### INPUT ROWS
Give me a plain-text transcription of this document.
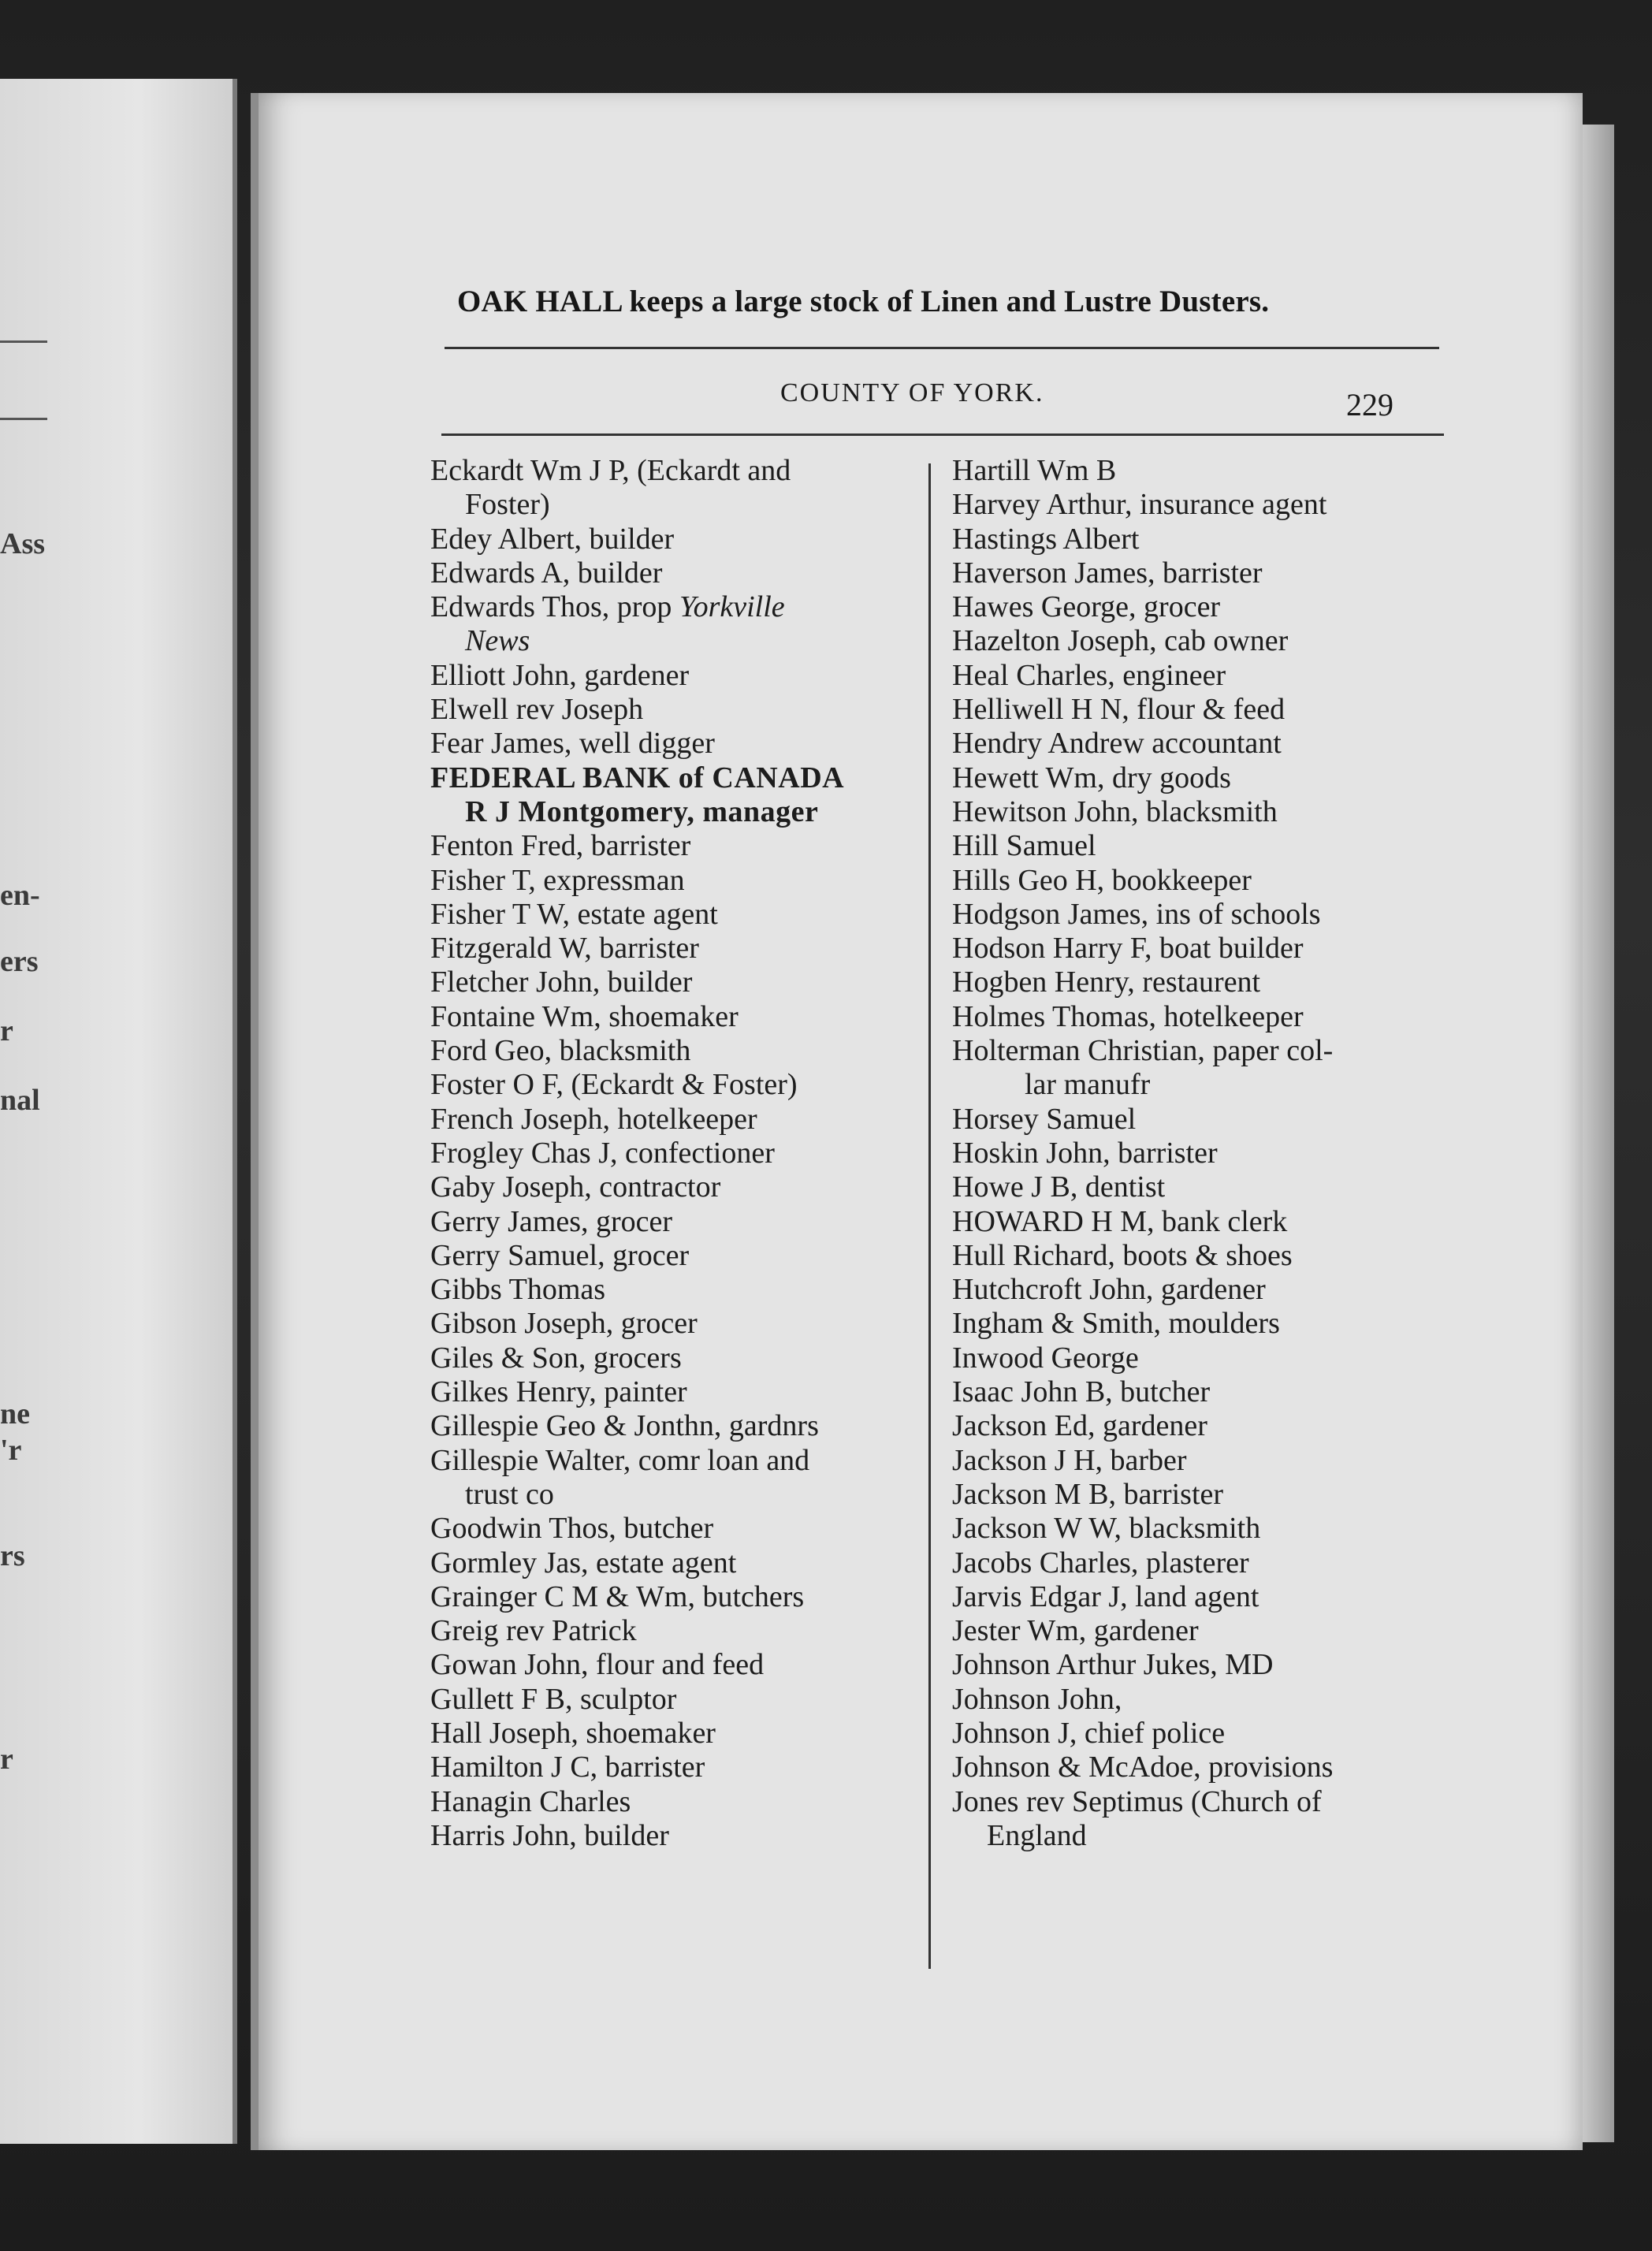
Ass
en-
ers
r
nal
ne
'r
rs
r
OAK HALL keeps a large stock of Linen and Lustre Dusters.
COUNTY OF YORK.	229
Eckardt Wm J P, (Eckardt and
Foster)
Edey Albert, builder
Edwards A, builder
Edwards Thos, prop Yorkville
News
Elliott John, gardener
Elwell rev Joseph
Fear James, well digger
FEDERAL BANK of CANADA
R J Montgomery, manager
Fenton Fred, barrister
Fisher T, expressman
Fisher T W, estate agent
Fitzgerald W, barrister
Fletcher John, builder
Fontaine Wm, shoemaker
Ford Geo, blacksmith
Foster O F, (Eckardt & Foster)
French Joseph, hotelkeeper
Frogley Chas J, confectioner
Gaby Joseph, contractor
Gerry James, grocer
Gerry Samuel, grocer
Gibbs Thomas
Gibson Joseph, grocer
Giles & Son, grocers
Gilkes Henry, painter
Gillespie Geo & Jonthn, gardnrs
Gillespie Walter, comr loan and
trust co
Goodwin Thos, butcher
Gormley Jas, estate agent
Grainger C M & Wm, butchers
Greig rev Patrick
Gowan John, flour and feed
Gullett F B, sculptor
Hall Joseph, shoemaker
Hamilton J C, barrister
Hanagin Charles
Harris John, builder
Hartill Wm B
Harvey Arthur, insurance agent
Hastings Albert
Haverson James, barrister
Hawes George, grocer
Hazelton Joseph, cab owner
Heal Charles, engineer
Helliwell H N, flour & feed
Hendry Andrew accountant
Hewett Wm, dry goods
Hewitson John, blacksmith
Hill Samuel
Hills Geo H, bookkeeper
Hodgson James, ins of schools
Hodson Harry F, boat builder
Hogben Henry, restaurent
Holmes Thomas, hotelkeeper
Holterman Christian, paper col-
lar manufr
Horsey Samuel
Hoskin John, barrister
Howe J B, dentist
HOWARD H M, bank clerk
Hull Richard, boots & shoes
Hutchcroft John, gardener
Ingham & Smith, moulders
Inwood George
Isaac John B, butcher
Jackson Ed, gardener
Jackson J H, barber
Jackson M B, barrister
Jackson W W, blacksmith
Jacobs Charles, plasterer
Jarvis Edgar J, land agent
Jester Wm, gardener
Johnson Arthur Jukes, MD
Johnson John,
Johnson J, chief police
Johnson & McAdoe, provisions
Jones rev Septimus (Church of
England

### WORK TO COMPLETE
Reproduce each line of the entries in which the word "agent" is found.

### EXPECTED OUTPUT
Fisher T W, estate agent
Gormley Jas, estate agent
Harvey Arthur, insurance agent
Jarvis Edgar J, land agent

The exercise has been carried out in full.